LISTA DE TAREAS —
1: Según el texto sobre la banca verde, ¿a qué cifra apuntan algunos cálculos que ha llegado ya el mercado de las finanzas verdes?
2: En el texto sobre la banca verde, pasa a una lista el párrafo que empieza por "Para la banca y la industria de las finanzas", sin perder sus datos principales.
3: Sigue escribiendo el texto sobre la banca verde a partir de donde termina.

TEXTO DE PARTIDA —
Uno de los grandes retos a los que se enfrentan las empresas es la transición verde. Cuando se piensa en los objetivos de sostenibilidad y en los ajustes para una mayor eficiencia y una reducción del impacto en el entorno, se suele pensar a pie de calle en ciertos sectores concretos. Son los primeros que se vienen a la mente porque suelen ser los que tienen una huella de carbono o un impacto medioambiental más claro, como ocurre con el transporte o la industria manufacturera. Sin embargo, la transición verde importa a muchos niveles y afecta a todas las compañías, en todos los sectores.
Así, la banca debe afrontar igualmente los retos medioambientales y hacer una transición verde. Lo hace en su operativa a todos los niveles: no solo se trata de hacer más sostenibles sus redes de oficinas o de aplicar medidas de impacto social positivo, sino también de establecer una estrategia de inversión sostenible.
Se habla ya de la green finance, o sustainable finance, por sus nombres en inglés. Vendría a ser la banca verde, las finanzas verdes o las finanzas sostenibles. Algunos cálculos apuntan a que el mercado ha llegado ya al billón y medio de dólares (trillón en inglés) en sus valoraciones globales y el atractivo y potencial de estas finanzas verdes no para de crecer.
Para la banca y la industria de las finanzas, esta transición les permite comprometerse con la sostenibilidad y mejorar su imagen pública, sabiendo además que están teniendo un impacto positivo en el mundo. De paso, consiguen cumplir los objetivos de sostenibilidad que se habían marcado en sus estrategias corporativas y logran abrir nuevos mercados y posicionarse de un modo competitivo. Los potenciales beneficios de la transición verde son muchos y muy variados.
Aun así, no todo vale cuando se habla de banca verde o sostenible. De entrada, se podría decir que en estas inversiones entran los bonos verdes o proyectos que cumplen normativas verdes u objetivos sostenibles.

DATOS EXTRAÍDOS —

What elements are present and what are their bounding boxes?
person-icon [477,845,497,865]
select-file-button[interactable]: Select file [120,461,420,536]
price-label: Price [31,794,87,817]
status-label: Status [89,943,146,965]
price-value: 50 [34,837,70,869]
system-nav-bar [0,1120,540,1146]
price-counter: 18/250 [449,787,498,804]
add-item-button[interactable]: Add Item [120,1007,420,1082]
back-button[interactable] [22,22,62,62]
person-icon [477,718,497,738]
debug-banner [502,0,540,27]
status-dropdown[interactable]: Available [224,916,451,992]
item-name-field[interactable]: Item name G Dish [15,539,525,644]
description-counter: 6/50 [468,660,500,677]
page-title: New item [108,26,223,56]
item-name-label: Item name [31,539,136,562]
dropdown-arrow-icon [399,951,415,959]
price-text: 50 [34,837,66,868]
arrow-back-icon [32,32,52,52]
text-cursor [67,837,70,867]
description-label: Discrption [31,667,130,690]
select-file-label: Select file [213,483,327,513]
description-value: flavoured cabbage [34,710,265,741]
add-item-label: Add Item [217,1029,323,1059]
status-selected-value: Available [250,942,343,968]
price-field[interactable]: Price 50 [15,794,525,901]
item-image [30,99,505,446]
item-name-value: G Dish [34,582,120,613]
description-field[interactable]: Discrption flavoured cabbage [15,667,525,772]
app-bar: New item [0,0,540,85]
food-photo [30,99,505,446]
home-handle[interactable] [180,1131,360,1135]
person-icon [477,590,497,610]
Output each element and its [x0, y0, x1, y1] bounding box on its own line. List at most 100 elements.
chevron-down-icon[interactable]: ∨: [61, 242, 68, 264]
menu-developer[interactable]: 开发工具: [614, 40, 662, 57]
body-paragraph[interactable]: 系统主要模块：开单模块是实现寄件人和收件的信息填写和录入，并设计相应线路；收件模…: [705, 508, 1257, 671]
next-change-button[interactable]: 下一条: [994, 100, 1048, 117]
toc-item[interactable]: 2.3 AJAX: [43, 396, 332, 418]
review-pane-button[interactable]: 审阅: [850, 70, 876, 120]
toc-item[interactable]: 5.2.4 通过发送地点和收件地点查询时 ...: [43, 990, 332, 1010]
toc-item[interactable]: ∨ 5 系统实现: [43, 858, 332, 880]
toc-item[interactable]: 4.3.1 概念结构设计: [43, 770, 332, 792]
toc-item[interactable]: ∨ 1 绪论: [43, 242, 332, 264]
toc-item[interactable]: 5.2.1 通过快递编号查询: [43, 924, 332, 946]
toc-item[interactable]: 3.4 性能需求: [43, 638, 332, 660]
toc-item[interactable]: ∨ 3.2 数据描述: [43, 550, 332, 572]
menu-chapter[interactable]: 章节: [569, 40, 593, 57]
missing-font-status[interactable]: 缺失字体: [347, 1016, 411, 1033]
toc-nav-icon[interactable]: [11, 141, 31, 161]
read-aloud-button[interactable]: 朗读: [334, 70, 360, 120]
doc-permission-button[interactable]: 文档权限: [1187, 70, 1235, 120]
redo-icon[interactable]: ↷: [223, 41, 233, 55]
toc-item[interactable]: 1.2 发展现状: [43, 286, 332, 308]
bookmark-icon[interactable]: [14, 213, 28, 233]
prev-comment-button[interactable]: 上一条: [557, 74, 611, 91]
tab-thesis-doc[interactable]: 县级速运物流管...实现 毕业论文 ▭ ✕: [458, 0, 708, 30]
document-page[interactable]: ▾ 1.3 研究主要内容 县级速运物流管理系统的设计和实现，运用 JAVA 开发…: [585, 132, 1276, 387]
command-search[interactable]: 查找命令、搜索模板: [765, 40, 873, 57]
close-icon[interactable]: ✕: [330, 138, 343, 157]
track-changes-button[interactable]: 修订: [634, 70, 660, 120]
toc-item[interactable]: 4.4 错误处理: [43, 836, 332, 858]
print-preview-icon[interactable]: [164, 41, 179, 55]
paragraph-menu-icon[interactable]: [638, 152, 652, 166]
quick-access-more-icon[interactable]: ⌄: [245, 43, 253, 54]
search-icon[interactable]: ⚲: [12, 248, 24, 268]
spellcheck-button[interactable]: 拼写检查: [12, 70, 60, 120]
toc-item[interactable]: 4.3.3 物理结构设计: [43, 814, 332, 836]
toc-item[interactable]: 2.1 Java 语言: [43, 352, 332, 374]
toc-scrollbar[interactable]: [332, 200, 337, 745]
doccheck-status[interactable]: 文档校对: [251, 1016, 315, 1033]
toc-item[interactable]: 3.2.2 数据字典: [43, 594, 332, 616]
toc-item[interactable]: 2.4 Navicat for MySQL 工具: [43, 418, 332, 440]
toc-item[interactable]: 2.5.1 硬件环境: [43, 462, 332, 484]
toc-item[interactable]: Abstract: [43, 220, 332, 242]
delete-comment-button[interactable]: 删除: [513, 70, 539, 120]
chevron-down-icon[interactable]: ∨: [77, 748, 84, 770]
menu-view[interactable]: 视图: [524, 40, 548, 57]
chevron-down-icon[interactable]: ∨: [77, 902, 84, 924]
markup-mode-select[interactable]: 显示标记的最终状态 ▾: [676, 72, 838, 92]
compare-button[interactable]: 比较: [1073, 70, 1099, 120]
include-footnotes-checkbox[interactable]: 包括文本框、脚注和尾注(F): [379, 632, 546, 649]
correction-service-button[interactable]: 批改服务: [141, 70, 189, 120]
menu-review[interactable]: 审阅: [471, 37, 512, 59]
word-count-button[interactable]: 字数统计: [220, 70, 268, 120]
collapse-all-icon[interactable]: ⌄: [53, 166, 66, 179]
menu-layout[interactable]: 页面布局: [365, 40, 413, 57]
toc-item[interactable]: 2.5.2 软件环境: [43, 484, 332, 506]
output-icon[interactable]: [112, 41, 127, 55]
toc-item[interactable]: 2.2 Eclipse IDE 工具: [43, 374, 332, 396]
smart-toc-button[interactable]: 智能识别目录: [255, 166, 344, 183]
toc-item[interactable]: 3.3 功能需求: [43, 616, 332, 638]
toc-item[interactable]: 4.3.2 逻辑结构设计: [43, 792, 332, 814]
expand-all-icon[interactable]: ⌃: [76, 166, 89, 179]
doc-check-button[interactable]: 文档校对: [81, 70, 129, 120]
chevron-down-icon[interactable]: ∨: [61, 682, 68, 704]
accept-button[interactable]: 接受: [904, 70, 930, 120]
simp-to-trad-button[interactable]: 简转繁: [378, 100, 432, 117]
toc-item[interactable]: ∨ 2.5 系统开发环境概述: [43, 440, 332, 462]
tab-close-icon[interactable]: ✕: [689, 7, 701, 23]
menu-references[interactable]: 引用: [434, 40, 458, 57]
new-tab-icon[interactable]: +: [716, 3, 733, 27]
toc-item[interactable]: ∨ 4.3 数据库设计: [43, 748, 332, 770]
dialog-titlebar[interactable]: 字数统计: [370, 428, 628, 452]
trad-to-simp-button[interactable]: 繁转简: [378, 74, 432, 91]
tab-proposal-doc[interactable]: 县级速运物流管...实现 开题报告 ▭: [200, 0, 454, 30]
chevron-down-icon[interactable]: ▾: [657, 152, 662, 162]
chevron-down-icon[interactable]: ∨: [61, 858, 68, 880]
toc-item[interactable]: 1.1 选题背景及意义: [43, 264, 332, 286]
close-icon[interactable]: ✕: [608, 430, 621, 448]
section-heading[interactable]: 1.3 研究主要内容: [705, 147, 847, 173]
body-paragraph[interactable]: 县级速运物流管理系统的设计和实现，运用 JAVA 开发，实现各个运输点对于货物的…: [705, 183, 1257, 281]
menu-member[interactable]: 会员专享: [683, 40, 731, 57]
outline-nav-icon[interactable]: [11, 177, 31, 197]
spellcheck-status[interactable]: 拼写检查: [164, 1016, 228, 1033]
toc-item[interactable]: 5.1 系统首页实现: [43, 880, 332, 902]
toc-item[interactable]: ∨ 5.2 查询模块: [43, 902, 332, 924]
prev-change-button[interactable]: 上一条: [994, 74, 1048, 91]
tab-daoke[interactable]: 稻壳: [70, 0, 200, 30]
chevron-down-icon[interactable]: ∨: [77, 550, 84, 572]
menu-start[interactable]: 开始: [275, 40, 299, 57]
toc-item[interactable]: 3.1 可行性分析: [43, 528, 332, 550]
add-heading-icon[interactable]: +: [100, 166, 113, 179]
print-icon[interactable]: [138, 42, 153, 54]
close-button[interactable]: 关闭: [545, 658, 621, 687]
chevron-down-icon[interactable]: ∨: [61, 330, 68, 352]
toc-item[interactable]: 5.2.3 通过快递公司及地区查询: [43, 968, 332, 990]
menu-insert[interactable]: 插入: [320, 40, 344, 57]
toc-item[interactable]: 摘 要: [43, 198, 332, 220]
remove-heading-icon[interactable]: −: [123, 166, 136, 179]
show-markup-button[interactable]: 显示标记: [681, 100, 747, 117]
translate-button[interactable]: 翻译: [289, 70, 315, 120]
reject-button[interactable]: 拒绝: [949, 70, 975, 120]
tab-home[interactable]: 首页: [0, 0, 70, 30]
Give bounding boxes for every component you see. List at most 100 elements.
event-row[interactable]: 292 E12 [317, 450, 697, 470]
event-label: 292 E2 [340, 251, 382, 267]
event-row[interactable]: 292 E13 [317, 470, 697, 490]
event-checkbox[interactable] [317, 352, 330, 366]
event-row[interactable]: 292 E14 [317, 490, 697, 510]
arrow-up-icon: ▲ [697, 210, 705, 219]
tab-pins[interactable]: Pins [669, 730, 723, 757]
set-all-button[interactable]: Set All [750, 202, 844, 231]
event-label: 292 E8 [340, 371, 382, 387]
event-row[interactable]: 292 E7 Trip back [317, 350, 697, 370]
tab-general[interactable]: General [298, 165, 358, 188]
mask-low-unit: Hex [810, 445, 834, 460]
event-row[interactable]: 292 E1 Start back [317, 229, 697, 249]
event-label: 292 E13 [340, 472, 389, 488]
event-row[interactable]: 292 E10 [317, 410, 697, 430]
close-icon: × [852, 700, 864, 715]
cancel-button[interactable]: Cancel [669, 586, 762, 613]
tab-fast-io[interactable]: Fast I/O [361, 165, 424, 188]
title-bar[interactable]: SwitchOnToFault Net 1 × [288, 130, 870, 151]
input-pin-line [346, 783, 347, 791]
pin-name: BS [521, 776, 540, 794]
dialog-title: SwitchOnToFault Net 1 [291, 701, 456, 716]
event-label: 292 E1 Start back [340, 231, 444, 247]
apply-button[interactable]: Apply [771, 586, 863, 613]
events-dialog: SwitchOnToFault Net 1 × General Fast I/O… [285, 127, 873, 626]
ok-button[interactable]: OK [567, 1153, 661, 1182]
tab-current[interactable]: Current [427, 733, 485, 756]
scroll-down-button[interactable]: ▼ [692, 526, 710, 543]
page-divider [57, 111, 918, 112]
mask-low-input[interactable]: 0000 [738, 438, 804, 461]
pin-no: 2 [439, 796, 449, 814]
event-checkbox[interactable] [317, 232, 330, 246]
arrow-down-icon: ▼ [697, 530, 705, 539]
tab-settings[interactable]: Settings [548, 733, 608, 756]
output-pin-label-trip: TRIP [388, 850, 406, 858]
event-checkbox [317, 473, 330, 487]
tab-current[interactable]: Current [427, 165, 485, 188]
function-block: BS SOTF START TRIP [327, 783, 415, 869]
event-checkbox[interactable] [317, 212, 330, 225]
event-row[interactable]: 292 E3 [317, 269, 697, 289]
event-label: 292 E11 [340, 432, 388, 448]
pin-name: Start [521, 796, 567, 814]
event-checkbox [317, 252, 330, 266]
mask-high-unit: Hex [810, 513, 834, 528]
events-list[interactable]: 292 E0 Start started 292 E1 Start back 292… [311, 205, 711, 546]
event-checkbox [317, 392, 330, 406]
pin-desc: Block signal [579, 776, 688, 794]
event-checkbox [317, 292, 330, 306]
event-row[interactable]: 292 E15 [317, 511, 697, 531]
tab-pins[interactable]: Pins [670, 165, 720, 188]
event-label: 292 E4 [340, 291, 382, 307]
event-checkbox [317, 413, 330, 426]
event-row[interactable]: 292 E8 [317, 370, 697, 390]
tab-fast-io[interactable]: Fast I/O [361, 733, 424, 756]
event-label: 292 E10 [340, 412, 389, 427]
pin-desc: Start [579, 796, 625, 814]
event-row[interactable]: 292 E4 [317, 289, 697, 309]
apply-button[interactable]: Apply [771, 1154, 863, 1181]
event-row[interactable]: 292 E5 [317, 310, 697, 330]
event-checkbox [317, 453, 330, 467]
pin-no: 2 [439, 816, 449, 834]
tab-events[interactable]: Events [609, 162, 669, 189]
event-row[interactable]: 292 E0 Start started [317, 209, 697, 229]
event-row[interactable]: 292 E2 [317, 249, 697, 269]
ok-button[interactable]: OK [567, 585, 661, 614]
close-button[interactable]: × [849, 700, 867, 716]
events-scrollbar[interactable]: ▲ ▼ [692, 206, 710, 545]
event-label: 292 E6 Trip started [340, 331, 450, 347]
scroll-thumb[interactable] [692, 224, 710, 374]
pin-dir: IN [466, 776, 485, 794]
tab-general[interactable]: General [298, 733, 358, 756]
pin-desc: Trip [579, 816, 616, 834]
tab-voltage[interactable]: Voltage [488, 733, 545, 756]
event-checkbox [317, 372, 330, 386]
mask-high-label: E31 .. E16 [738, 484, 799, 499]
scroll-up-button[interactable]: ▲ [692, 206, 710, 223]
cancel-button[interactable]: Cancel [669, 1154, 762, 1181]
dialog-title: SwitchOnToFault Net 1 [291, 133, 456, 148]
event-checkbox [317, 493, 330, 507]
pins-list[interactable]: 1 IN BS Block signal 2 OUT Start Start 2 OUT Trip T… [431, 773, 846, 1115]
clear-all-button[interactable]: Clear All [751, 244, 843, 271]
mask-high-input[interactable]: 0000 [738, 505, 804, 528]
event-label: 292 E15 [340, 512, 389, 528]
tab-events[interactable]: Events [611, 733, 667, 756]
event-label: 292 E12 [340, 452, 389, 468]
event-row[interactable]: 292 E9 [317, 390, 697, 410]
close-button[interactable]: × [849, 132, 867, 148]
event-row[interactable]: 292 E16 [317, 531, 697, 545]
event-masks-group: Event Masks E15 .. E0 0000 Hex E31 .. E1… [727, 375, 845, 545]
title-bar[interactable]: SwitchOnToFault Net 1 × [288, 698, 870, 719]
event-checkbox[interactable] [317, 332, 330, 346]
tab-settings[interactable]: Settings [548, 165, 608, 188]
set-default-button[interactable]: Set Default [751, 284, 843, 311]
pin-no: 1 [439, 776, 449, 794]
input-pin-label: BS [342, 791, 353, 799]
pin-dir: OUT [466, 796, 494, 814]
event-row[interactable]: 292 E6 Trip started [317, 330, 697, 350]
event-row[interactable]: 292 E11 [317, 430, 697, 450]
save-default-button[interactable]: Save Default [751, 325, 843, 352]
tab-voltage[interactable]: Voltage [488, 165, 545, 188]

RESPUESTAS —
1: Al billón y medio de dólares en sus valoraciones globales.

2:
- Les permite comprometerse con la sostenibilidad y mejorar su imagen pública.
- Saben que están teniendo un impacto positivo en el mundo.
- Cumplen los objetivos de sostenibilidad marcados en sus estrategias corporativas.
- Abren nuevos mercados y se posicionan de forma competitiva.
- Los posibles beneficios son muchos y muy variados.

3:
Pero, y para continuar, el marco para la transición verde de la marca está cada vez más definido por las normativas sobre sostenibilidad. La Unión Europea ha aprobado una taxonomía que deja claro qué se considera sostenible y cómo se mide. Esto obliga a su vez, como recuerda un análisis de los expertos de T-Systems, a una mayor transparencia, unos mejores reportes y una compliance más clara. Es ahí donde la tecnología tiene un papel fundamental.
La tecnología y la banca verde
Las herramientas tecnológicas hacen que reportar información, mejorar la transparencia y hacer un seguimiento del cumplimiento de objetivos sea más sencillo, más simple y, sobre todo, más sólido. Esto es, la tecnología no solo permite ejecutar estos pasos, sino que además lo hace de un modo más seguro y eficaz. Posibilita saber en tiempo real en qué dirección se va.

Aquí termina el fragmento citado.